Dataset items

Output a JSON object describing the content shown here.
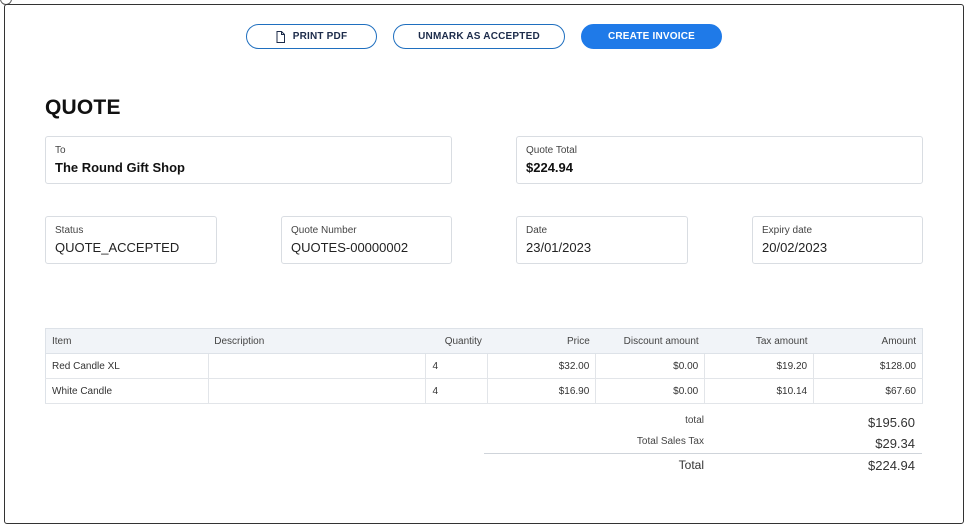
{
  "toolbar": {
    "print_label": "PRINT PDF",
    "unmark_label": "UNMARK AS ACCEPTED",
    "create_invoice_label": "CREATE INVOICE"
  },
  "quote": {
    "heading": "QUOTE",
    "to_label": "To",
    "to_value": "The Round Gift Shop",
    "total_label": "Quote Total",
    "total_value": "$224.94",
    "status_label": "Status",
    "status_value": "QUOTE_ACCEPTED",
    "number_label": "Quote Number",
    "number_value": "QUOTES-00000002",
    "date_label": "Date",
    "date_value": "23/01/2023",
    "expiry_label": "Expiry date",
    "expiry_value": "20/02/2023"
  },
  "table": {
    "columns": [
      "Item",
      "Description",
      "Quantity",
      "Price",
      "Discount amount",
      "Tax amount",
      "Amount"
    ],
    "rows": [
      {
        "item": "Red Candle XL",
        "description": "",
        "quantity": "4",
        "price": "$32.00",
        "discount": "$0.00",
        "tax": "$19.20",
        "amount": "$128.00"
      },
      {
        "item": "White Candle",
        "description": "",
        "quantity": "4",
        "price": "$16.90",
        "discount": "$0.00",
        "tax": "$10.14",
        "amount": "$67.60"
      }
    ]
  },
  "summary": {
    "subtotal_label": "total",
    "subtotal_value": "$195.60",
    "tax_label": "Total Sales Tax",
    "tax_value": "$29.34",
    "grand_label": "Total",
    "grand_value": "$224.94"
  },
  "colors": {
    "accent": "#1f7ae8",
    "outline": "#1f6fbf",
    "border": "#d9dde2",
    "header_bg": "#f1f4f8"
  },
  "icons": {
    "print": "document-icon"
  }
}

* * *

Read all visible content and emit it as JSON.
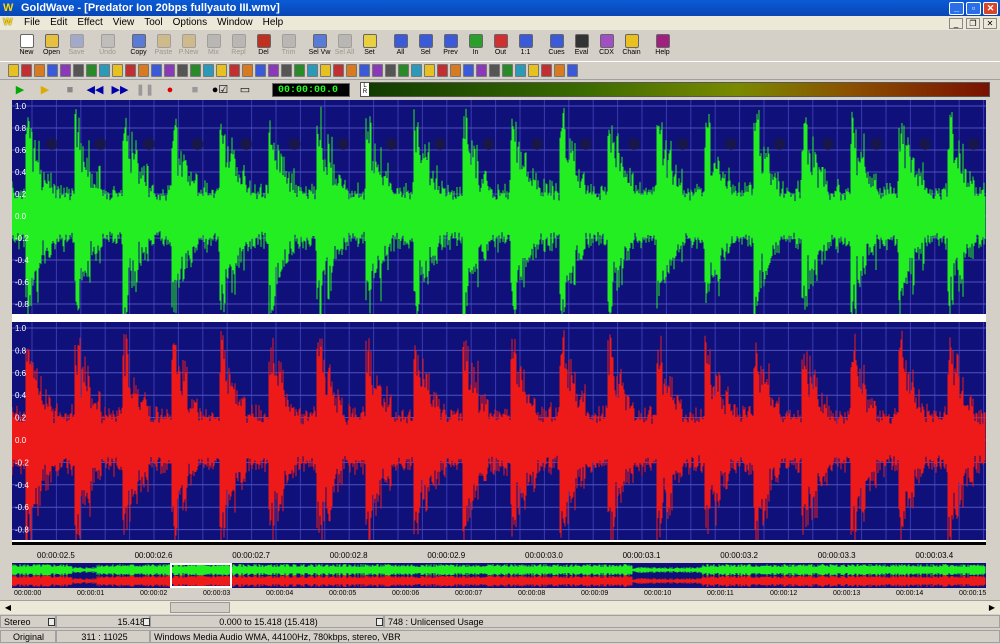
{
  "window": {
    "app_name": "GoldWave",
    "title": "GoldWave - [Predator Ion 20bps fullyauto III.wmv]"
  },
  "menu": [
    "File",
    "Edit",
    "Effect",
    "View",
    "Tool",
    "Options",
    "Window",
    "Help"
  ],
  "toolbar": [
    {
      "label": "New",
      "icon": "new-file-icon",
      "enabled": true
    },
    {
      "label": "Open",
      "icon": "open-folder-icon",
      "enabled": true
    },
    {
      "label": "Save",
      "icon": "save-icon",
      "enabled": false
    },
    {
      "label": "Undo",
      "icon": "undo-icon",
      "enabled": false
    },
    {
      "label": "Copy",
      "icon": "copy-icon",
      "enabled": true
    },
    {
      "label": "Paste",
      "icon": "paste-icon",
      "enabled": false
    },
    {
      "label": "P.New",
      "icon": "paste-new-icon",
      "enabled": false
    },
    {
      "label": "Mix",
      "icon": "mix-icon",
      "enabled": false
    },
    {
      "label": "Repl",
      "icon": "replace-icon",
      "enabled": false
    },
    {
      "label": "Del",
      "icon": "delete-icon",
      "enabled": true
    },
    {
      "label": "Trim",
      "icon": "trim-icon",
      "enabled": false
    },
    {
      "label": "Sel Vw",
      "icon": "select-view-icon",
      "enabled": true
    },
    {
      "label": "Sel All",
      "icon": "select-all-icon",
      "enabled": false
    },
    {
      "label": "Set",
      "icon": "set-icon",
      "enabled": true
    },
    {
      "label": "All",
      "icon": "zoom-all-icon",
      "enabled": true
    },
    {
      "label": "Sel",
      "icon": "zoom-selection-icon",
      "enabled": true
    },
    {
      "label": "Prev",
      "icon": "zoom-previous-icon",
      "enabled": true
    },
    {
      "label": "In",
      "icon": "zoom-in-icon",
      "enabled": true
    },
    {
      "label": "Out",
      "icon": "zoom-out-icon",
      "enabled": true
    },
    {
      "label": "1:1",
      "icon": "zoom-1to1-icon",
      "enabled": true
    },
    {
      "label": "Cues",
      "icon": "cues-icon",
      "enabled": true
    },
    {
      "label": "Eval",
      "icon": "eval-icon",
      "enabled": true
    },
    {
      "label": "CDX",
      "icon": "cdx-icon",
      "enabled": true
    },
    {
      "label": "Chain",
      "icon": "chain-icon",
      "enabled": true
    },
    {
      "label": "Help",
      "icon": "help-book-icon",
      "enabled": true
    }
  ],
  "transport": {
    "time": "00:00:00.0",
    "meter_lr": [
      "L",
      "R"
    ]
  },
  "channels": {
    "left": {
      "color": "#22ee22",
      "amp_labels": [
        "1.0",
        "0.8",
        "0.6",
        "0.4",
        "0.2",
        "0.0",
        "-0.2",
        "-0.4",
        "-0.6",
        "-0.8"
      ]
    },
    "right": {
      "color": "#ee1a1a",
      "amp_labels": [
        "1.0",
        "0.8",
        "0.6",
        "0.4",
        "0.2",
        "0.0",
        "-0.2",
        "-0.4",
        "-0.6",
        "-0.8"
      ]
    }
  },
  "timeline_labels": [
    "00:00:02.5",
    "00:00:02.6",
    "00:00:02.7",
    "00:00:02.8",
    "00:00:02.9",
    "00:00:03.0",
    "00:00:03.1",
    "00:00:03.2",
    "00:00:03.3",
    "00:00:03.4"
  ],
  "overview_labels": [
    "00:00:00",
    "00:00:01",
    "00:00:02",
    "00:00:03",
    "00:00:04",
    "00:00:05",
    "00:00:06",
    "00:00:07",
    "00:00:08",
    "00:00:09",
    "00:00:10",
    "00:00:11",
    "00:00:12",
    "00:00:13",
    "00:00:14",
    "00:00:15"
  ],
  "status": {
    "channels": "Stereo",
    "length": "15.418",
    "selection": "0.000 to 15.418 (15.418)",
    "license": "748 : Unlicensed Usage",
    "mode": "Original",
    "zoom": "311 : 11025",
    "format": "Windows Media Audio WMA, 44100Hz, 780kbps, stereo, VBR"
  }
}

*What to produce*. Among the records above, find each line holding the string "selection" and pull it out.

*Solution below*.
      "icon": "zoom-selection-icon",
    "selection": "0.000 to 15.418 (15.418)",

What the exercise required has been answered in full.